**** Provided passage

Docker is great, it fixed the whole “it works on my machine” statement, mostly by making the counter: “We’ll ship your machine then” actually realistic. Reasonably, we started building docker images that have a minimal file system, including only the things you actually need. So no full blown Ubuntu install that includes creature comforts like ping
, curl
, or vi
. This is a reasonable approach considering that a docker image is meant to run your software, and not meant to serve as an operating system a human can use to do anything meaningful.

********

* [Tasks and exercises]:
1. In the Docker passage, what is a docker image meant to do?
2. Name every tool the Docker passage gives as a creature comfort left out of a minimal image.
The entries are not needed here.

**** Extracted material

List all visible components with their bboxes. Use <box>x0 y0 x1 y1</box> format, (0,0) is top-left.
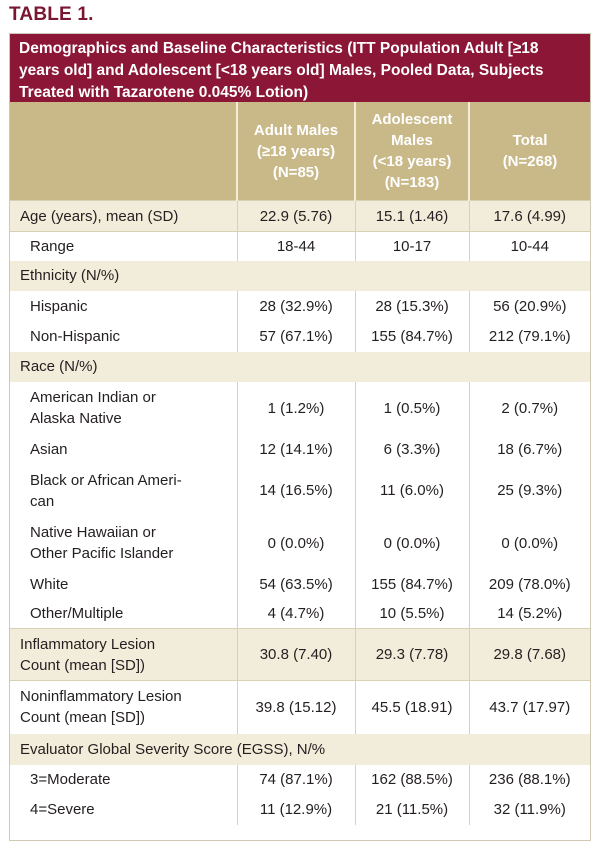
table-row-other: Other/Multiple 4 (4.7%) 10 (5.5%) 14 (5.… <box>10 599 590 629</box>
table-row-severe: 4=Severe 11 (12.9%) 21 (11.5%) 32 (11.9%… <box>10 794 590 825</box>
table-number-label: TABLE 1. <box>9 4 94 25</box>
table-row-range: Range 18-44 10-17 10-44 <box>10 231 590 261</box>
cell-total: 17.6 (4.99) <box>469 200 590 232</box>
cell-total: 10-44 <box>510 237 549 255</box>
table-row-hispanic: Hispanic 28 (32.9%) 28 (15.3%) 56 (20.9%… <box>10 290 590 322</box>
header-adult-males: Adult Males (≥18 years) (N=85) <box>237 102 356 201</box>
table-section-ethnicity: Ethnicity (N/%) <box>10 260 590 291</box>
cell-adolescent: 29.3 (7.78) <box>355 628 470 681</box>
cell-adolescent: 21 (11.5%) <box>355 794 470 825</box>
cell-adult: 14 (16.5%) <box>237 464 356 517</box>
cell-adolescent: 1 (0.5%) <box>355 381 470 435</box>
cell-adolescent: 155 (84.7%) <box>355 569 470 600</box>
table-header-row: Adult Males (≥18 years) (N=85) Adolescen… <box>10 102 590 201</box>
cell-adult: 30.8 (7.40) <box>237 628 356 681</box>
row-label: Hispanic <box>10 290 238 322</box>
demographics-table: Adult Males (≥18 years) (N=85) Adolescen… <box>10 102 590 825</box>
cell-adolescent: 45.5 (18.91) <box>355 680 470 734</box>
row-label: Range <box>10 231 238 261</box>
cell-adult: 74 (87.1%) <box>237 764 356 795</box>
cell-adolescent: 10 (5.5%) <box>355 599 470 629</box>
row-label: 4=Severe <box>10 794 238 825</box>
row-label: Noninflammatory Lesion Count (mean [SD]) <box>10 680 238 734</box>
header-adolescent-males: Adolescent Males (<18 years) (N=183) <box>355 102 470 201</box>
cell-total: 32 (11.9%) <box>493 801 566 818</box>
cell-total: 29.8 (7.68) <box>469 628 590 681</box>
cell-total: 2 (0.7%) <box>501 399 559 417</box>
cell-total: 43.7 (17.97) <box>489 698 571 716</box>
cell-adult: 0 (0.0%) <box>237 516 356 570</box>
header-blank-cell <box>10 102 238 201</box>
row-label: Black or African Ameri- can <box>10 464 238 517</box>
row-label: Non-Hispanic <box>10 321 238 352</box>
row-label: American Indian or Alaska Native <box>10 381 238 435</box>
cell-adult: 18-44 <box>237 231 356 261</box>
row-label: Age (years), mean (SD) <box>10 200 238 232</box>
cell-adult: 12 (14.1%) <box>237 434 356 465</box>
cell-total: 0 (0.0%) <box>501 534 559 552</box>
table-row-american-indian: American Indian or Alaska Native 1 (1.2%… <box>10 381 590 435</box>
cell-adult: 1 (1.2%) <box>237 381 356 435</box>
table-row-asian: Asian 12 (14.1%) 6 (3.3%) 18 (6.7%) <box>10 434 590 465</box>
cell-adolescent: 11 (6.0%) <box>355 464 470 517</box>
cell-adolescent: 28 (15.3%) <box>355 290 470 322</box>
table-row-white: White 54 (63.5%) 155 (84.7%) 209 (78.0%) <box>10 569 590 600</box>
cell-adult: 28 (32.9%) <box>237 290 356 322</box>
table-row-inflammatory: Inflammatory Lesion Count (mean [SD]) 30… <box>10 628 590 681</box>
row-label: Native Hawaiian or Other Pacific Islande… <box>10 516 238 570</box>
cell-total: 236 (88.1%) <box>488 771 571 788</box>
row-label: Inflammatory Lesion Count (mean [SD]) <box>10 628 238 681</box>
cell-total: 14 (5.2%) <box>497 605 563 623</box>
section-label: Evaluator Global Severity Score (EGSS), … <box>10 733 590 765</box>
cell-adolescent: 162 (88.5%) <box>355 764 470 795</box>
cell-adolescent: 0 (0.0%) <box>355 516 470 570</box>
cell-adult: 11 (12.9%) <box>237 794 356 825</box>
cell-adult: 57 (67.1%) <box>237 321 356 352</box>
table-caption: Demographics and Baseline Characteristic… <box>10 34 590 102</box>
cell-adult: 54 (63.5%) <box>237 569 356 600</box>
cell-adolescent: 10-17 <box>355 231 470 261</box>
header-total: Total (N=268) <box>469 102 590 201</box>
cell-total: 18 (6.7%) <box>497 441 563 458</box>
cell-adult: 22.9 (5.76) <box>237 200 356 232</box>
table-row-noninflammatory: Noninflammatory Lesion Count (mean [SD])… <box>10 680 590 734</box>
table-row-hawaiian: Native Hawaiian or Other Pacific Islande… <box>10 516 590 570</box>
section-label: Race (N/%) <box>10 351 590 382</box>
cell-adolescent: 6 (3.3%) <box>355 434 470 465</box>
cell-adolescent: 15.1 (1.46) <box>355 200 470 232</box>
table-row-black: Black or African Ameri- can 14 (16.5%) 1… <box>10 464 590 517</box>
cell-total: 209 (78.0%) <box>488 576 571 593</box>
row-label: Asian <box>10 434 238 465</box>
table-section-egss: Evaluator Global Severity Score (EGSS), … <box>10 733 590 765</box>
row-label: Other/Multiple <box>10 599 238 629</box>
cell-adolescent: 155 (84.7%) <box>355 321 470 352</box>
cell-adult: 39.8 (15.12) <box>237 680 356 734</box>
table-row-non-hispanic: Non-Hispanic 57 (67.1%) 155 (84.7%) 212 … <box>10 321 590 352</box>
cell-total: 56 (20.9%) <box>493 297 567 315</box>
cell-total: 212 (79.1%) <box>488 328 571 345</box>
table-section-race: Race (N/%) <box>10 351 590 382</box>
cell-total: 25 (9.3%) <box>497 482 563 499</box>
row-label: 3=Moderate <box>10 764 238 795</box>
row-label: White <box>10 569 238 600</box>
section-label: Ethnicity (N/%) <box>10 260 590 291</box>
table-row-moderate: 3=Moderate 74 (87.1%) 162 (88.5%) 236 (8… <box>10 764 590 795</box>
demographics-table-frame: Demographics and Baseline Characteristic… <box>9 33 591 841</box>
cell-adult: 4 (4.7%) <box>237 599 356 629</box>
table-row-age: Age (years), mean (SD) 22.9 (5.76) 15.1 … <box>10 200 590 232</box>
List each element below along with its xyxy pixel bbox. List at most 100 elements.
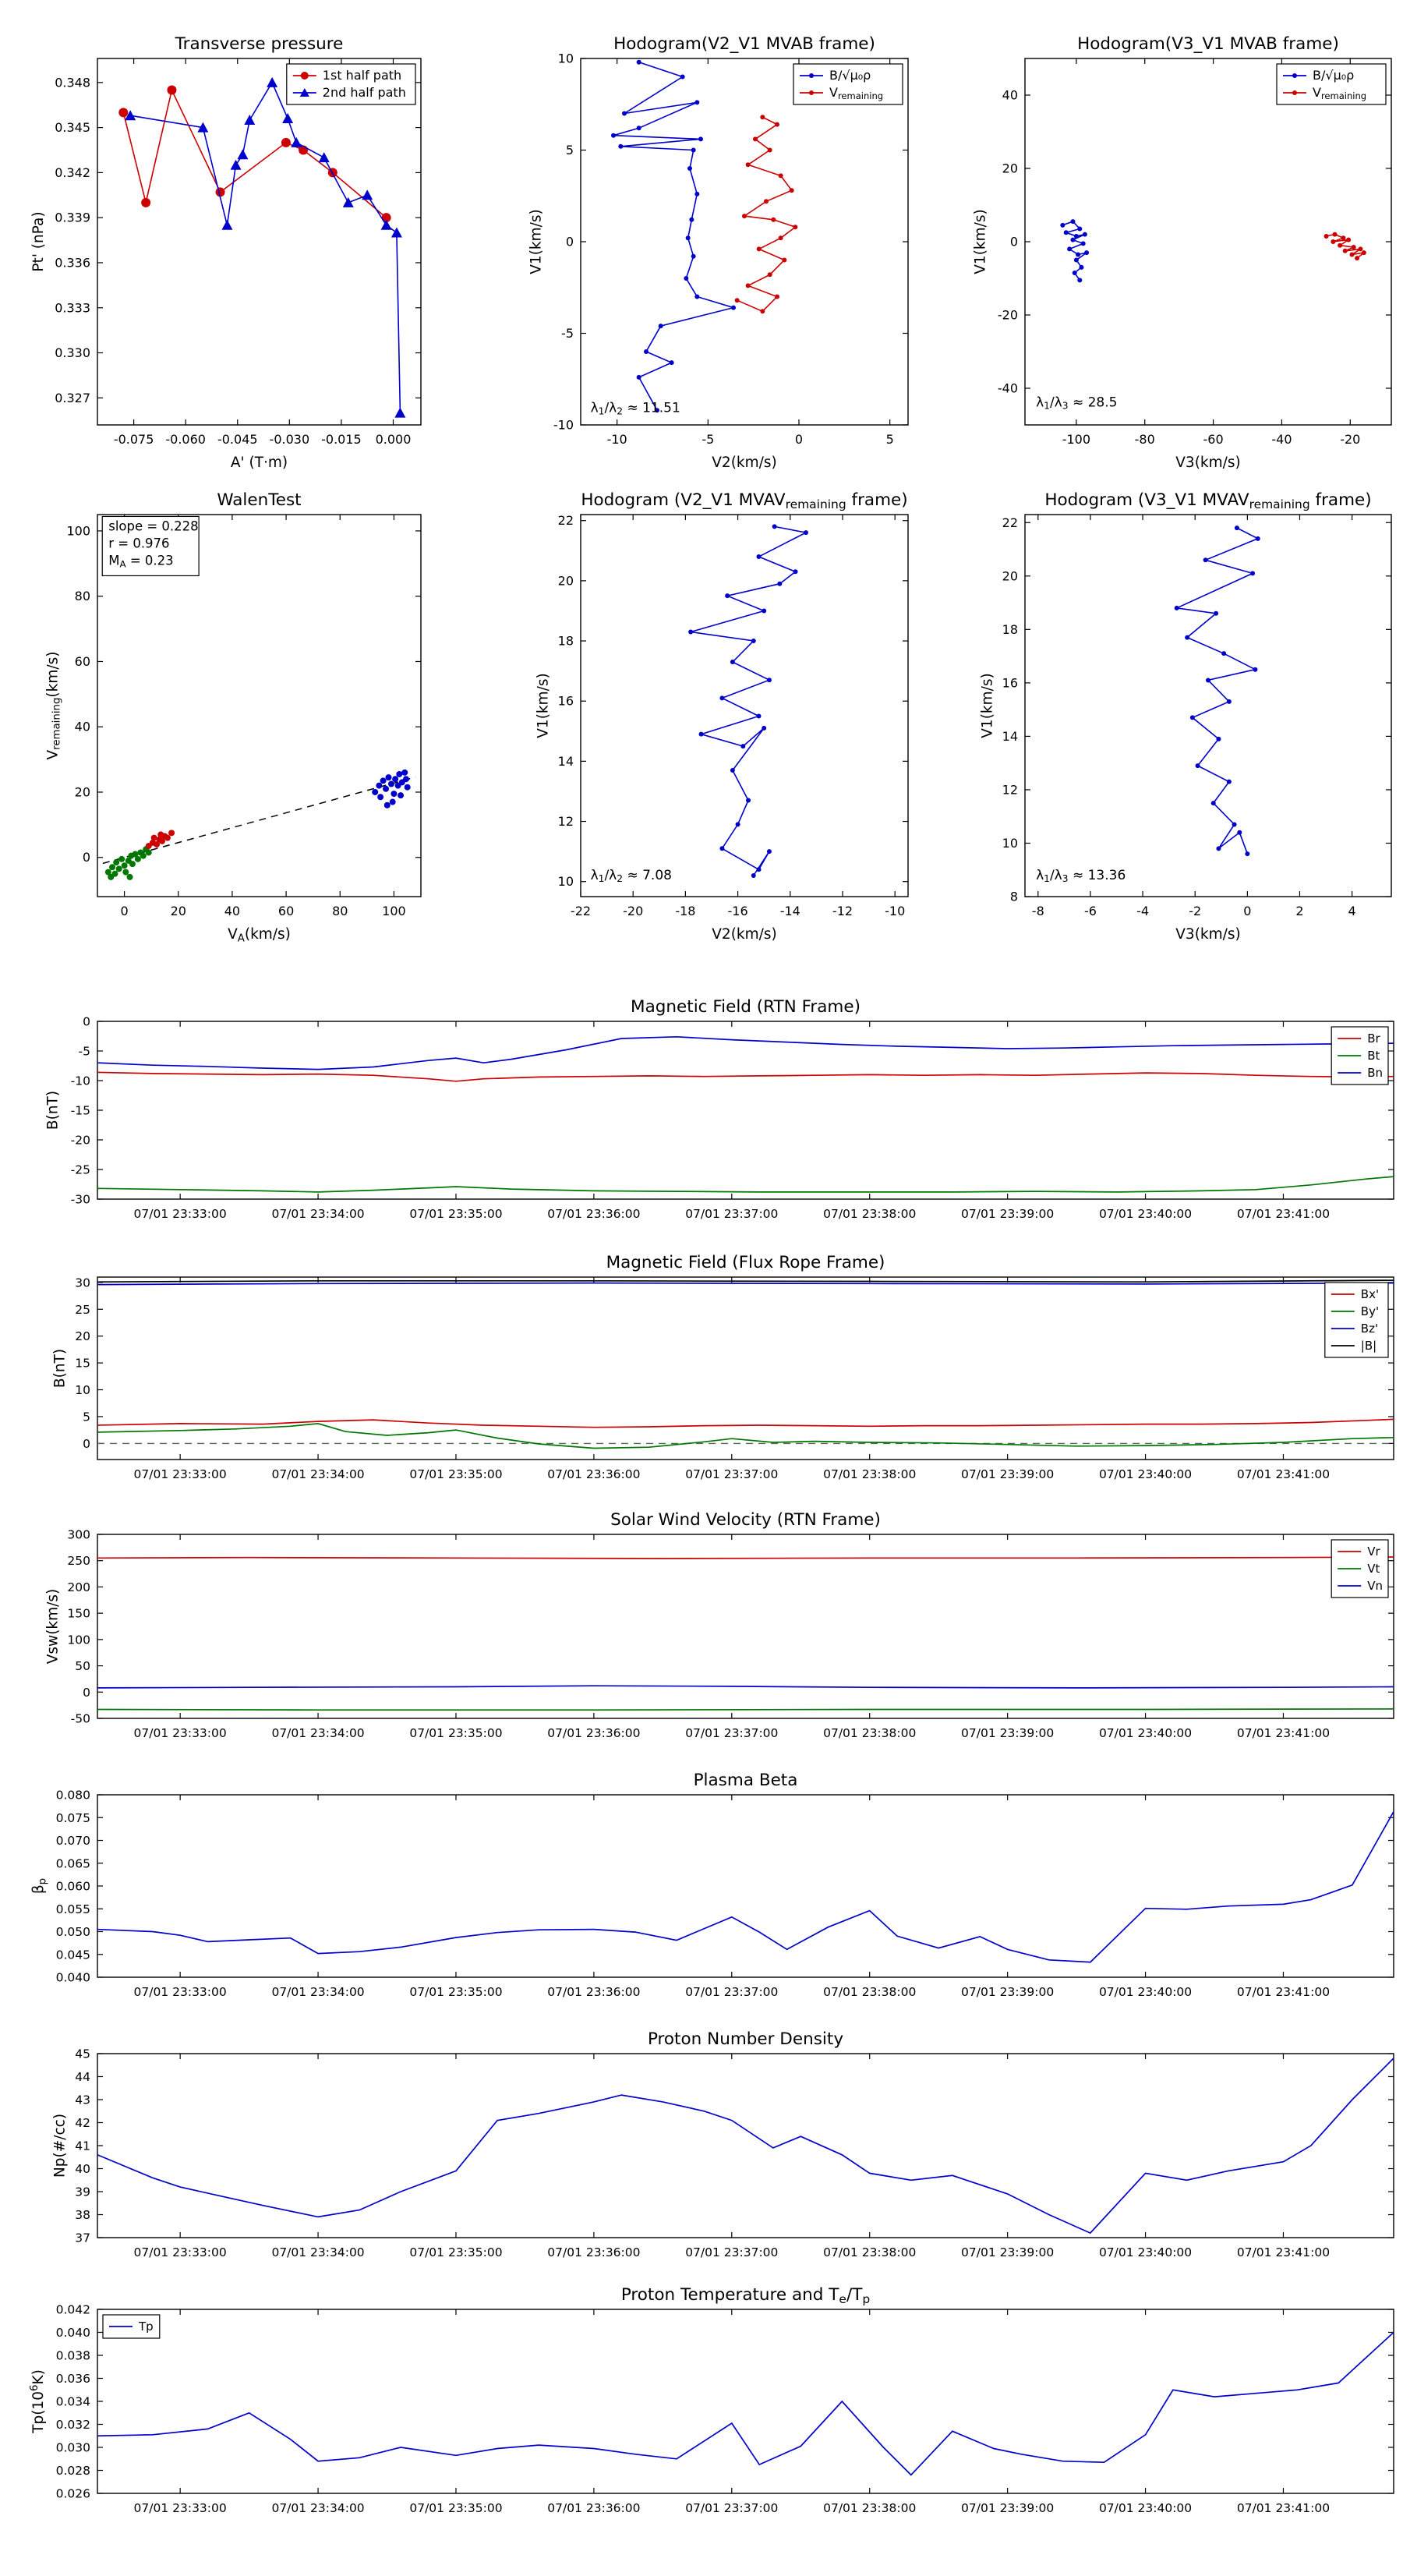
- marker: [1216, 846, 1221, 851]
- marker: [789, 188, 794, 193]
- chart-title: Transverse pressure: [175, 34, 344, 54]
- chart-title: Magnetic Field (Flux Rope Frame): [606, 1253, 885, 1272]
- y-tick-label: 0.333: [55, 300, 90, 315]
- legend-label: Bt: [1367, 1049, 1380, 1063]
- marker: [760, 309, 765, 314]
- marker: [372, 788, 379, 795]
- marker: [1253, 667, 1258, 672]
- series-cluster-blue: [372, 769, 411, 809]
- y-tick-label: 12: [558, 814, 574, 829]
- annotation: λ1/λ3 ≈ 28.5: [1036, 395, 1117, 412]
- axes-frame: [97, 514, 422, 897]
- x-tick-label: -80: [1135, 432, 1155, 447]
- legend-box: [1276, 63, 1387, 105]
- chart-title: WalenTest: [217, 490, 301, 510]
- y-tick-label: 0.028: [56, 2464, 90, 2478]
- marker: [772, 524, 777, 529]
- marker: [694, 100, 700, 105]
- axes-frame: [97, 58, 422, 426]
- ticks: [581, 58, 908, 426]
- series-1st half path: [118, 85, 391, 223]
- y-tick-label: 0.055: [56, 1902, 90, 1916]
- legend-label: |B|: [1361, 1339, 1376, 1353]
- y-axis-label: Vsw(km/s): [44, 1589, 61, 1664]
- legend: B/√μ₀ρ Vremaining: [793, 63, 903, 105]
- series-cluster-red: [145, 830, 175, 850]
- y-tick-label: 0.345: [55, 120, 90, 135]
- marker: [730, 767, 735, 773]
- marker: [1358, 246, 1363, 252]
- x-tick-label: 07/01 23:38:00: [823, 1726, 916, 1740]
- legend: 1st half path 2nd half path: [286, 63, 416, 105]
- chart-hodogram-v2v1-mvab: -10 -5 0 5 -10 -5 0 5 10 Hodogram(V2_V1 MVAB fram…: [528, 34, 909, 471]
- x-tick-label: 07/01 23:41:00: [1237, 1467, 1330, 1481]
- ticks: [97, 58, 421, 425]
- x-tick-label: 07/01 23:41:00: [1237, 2501, 1330, 2515]
- chart-plasma-beta: 07/01 23:33:00 07/01 23:34:00 07/01 23:35:…: [30, 1771, 1394, 1999]
- marker: [756, 246, 762, 252]
- marker: [376, 782, 383, 789]
- y-tick-label: -40: [998, 381, 1018, 396]
- y-tick-label: 200: [67, 1580, 90, 1594]
- x-tick-label: 07/01 23:39:00: [961, 1467, 1054, 1481]
- marker: [1206, 678, 1210, 683]
- stats-line: MA = 0.23: [108, 553, 173, 569]
- marker: [108, 873, 115, 880]
- marker: [1346, 237, 1352, 242]
- y-tick-label: 0.040: [56, 2326, 90, 2340]
- series-Tp: [97, 2331, 1394, 2476]
- series-beta_p: [97, 1811, 1394, 1963]
- chart-title: Hodogram(V3_V1 MVAB frame): [1077, 34, 1339, 54]
- marker: [396, 770, 403, 777]
- marker: [394, 407, 406, 418]
- x-tick-label: 07/01 23:40:00: [1099, 2501, 1192, 2515]
- x-tick-label: 07/01 23:41:00: [1237, 2245, 1330, 2259]
- series-|B|: [97, 1279, 1394, 1283]
- y-tick-label: 0.348: [55, 75, 90, 90]
- marker: [1338, 242, 1343, 248]
- legend-label: Tp: [138, 2319, 154, 2334]
- marker: [725, 593, 730, 599]
- axes-frame: [1024, 58, 1392, 426]
- y-tick-label: 37: [75, 2231, 90, 2245]
- series-fit: [102, 776, 416, 865]
- x-tick-label: 4: [1348, 904, 1356, 918]
- marker: [746, 798, 751, 803]
- x-tick-label: -60: [1203, 432, 1224, 447]
- x-tick-label: 07/01 23:35:00: [409, 2245, 502, 2259]
- series-Bt: [97, 1176, 1394, 1193]
- marker: [689, 217, 694, 222]
- series-cluster-green: [104, 846, 152, 880]
- x-tick-label: 07/01 23:39:00: [961, 2501, 1054, 2515]
- series-B-path: [688, 524, 808, 878]
- y-tick-label: 39: [75, 2185, 90, 2199]
- legend-box: [1324, 1282, 1389, 1358]
- x-tick-label: 07/01 23:40:00: [1099, 1467, 1192, 1481]
- y-axis-label: V1(km/s): [980, 673, 996, 738]
- y-tick-label: -10: [71, 1074, 90, 1088]
- marker: [655, 408, 659, 413]
- marker: [742, 214, 747, 219]
- marker: [793, 569, 798, 575]
- marker: [140, 852, 147, 859]
- legend-label: Bn: [1367, 1066, 1383, 1080]
- y-tick-label: 0.036: [56, 2372, 90, 2386]
- legend-label: Bx': [1361, 1287, 1379, 1301]
- marker: [775, 294, 779, 299]
- chart-title: Hodogram(V2_V1 MVAB frame): [613, 34, 875, 54]
- chart-magnetic-field-flux-rope: 07/01 23:33:00 07/01 23:34:00 07/01 23:35:…: [52, 1253, 1394, 1481]
- x-tick-label: 07/01 23:35:00: [409, 1726, 502, 1740]
- marker: [150, 834, 157, 841]
- y-tick-label: 43: [75, 2093, 90, 2107]
- y-tick-label: 5: [566, 143, 574, 157]
- marker: [1250, 571, 1256, 576]
- marker: [1185, 635, 1190, 640]
- marker: [1079, 264, 1084, 270]
- y-tick-label: 10: [1002, 836, 1018, 851]
- y-axis-label: βp: [30, 1878, 48, 1894]
- marker: [777, 581, 783, 586]
- y-tick-label: -20: [71, 1134, 90, 1148]
- y-tick-label: 0: [83, 1686, 90, 1700]
- ticks: [1025, 58, 1391, 425]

********

* [Solutions per task]:
1. A docker image is meant to run your software, not to serve as an operating system a human can use to do anything meaningful.

2. ping, curl, vi